GIVEN PROBLEM: Each entry needs to be restated exactly as written.

Raw records:
____
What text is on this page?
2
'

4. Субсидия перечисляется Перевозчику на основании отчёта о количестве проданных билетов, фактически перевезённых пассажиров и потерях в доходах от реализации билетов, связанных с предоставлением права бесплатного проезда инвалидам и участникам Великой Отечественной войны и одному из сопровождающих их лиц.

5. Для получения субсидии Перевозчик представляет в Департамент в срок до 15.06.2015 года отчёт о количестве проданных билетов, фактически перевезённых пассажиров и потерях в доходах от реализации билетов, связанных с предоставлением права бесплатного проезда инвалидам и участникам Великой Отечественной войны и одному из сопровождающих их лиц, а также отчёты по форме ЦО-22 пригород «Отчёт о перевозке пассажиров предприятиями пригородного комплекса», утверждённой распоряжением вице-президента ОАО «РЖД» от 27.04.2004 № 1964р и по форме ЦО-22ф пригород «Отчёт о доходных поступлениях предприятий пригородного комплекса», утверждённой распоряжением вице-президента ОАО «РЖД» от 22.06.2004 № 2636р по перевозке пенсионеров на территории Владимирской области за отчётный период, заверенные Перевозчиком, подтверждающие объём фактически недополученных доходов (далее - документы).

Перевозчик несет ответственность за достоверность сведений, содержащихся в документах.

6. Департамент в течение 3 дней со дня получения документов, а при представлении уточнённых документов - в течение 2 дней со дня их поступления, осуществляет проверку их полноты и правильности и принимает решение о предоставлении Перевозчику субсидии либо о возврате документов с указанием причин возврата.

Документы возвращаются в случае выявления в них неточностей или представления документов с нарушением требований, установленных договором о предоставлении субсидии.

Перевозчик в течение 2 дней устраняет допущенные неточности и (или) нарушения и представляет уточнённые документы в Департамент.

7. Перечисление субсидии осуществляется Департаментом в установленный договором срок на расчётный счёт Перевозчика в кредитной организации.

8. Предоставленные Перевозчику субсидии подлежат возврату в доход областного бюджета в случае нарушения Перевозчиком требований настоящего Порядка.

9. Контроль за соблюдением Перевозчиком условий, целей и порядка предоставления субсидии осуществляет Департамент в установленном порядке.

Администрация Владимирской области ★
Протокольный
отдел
____
RESULT FOR THIS EXERCISE:
What text is on this page?
2
'

4. Субсидия перечисляется Перевозчику на основании отчёта о количестве проданных билетов, фактически перевезённых пассажиров и потерях в доходах от реализации билетов, связанных с предоставлением права бесплатного проезда инвалидам и участникам Великой Отечественной войны и одному из сопровождающих их лиц.

5. Для получения субсидии Перевозчик представляет в Департамент в срок до 15.06.2015 года отчёт о количестве проданных билетов, фактически перевезённых пассажиров и потерях в доходах от реализации билетов, связанных с предоставлением права бесплатного проезда инвалидам и участникам Великой Отечественной войны и одному из сопровождающих их лиц, а также отчёты по форме ЦО-22 пригород «Отчёт о перевозке пассажиров предприятиями пригородного комплекса», утверждённой распоряжением вице-президента ОАО «РЖД» от 27.04.2004 № 1964р и по форме ЦО-22ф пригород «Отчёт о доходных поступлениях предприятий пригородного комплекса», утверждённой распоряжением вице-президента ОАО «РЖД» от 22.06.2004 № 2636р по перевозке пенсионеров на территории Владимирской области за отчётный период, заверенные Перевозчиком, подтверждающие объём фактически недополученных доходов (далее - документы).

Перевозчик несет ответственность за достоверность сведений, содержащихся в документах.

6. Департамент в течение 3 дней со дня получения документов, а при представлении уточнённых документов - в течение 2 дней со дня их поступления, осуществляет проверку их полноты и правильности и принимает решение о предоставлении Перевозчику субсидии либо о возврате документов с указанием причин возврата.

Документы возвращаются в случае выявления в них неточностей или представления документов с нарушением требований, установленных договором о предоставлении субсидии.

Перевозчик в течение 2 дней устраняет допущенные неточности и (или) нарушения и представляет уточнённые документы в Департамент.

7. Перечисление субсидии осуществляется Департаментом в установленный договором срок на расчётный счёт Перевозчика в кредитной организации.

8. Предоставленные Перевозчику субсидии подлежат возврату в доход областного бюджета в случае нарушения Перевозчиком требований настоящего Порядка.

9. Контроль за соблюдением Перевозчиком условий, целей и порядка предоставления субсидии осуществляет Департамент в установленном порядке.

Администрация Владимирской области ★
Протокольный
отдел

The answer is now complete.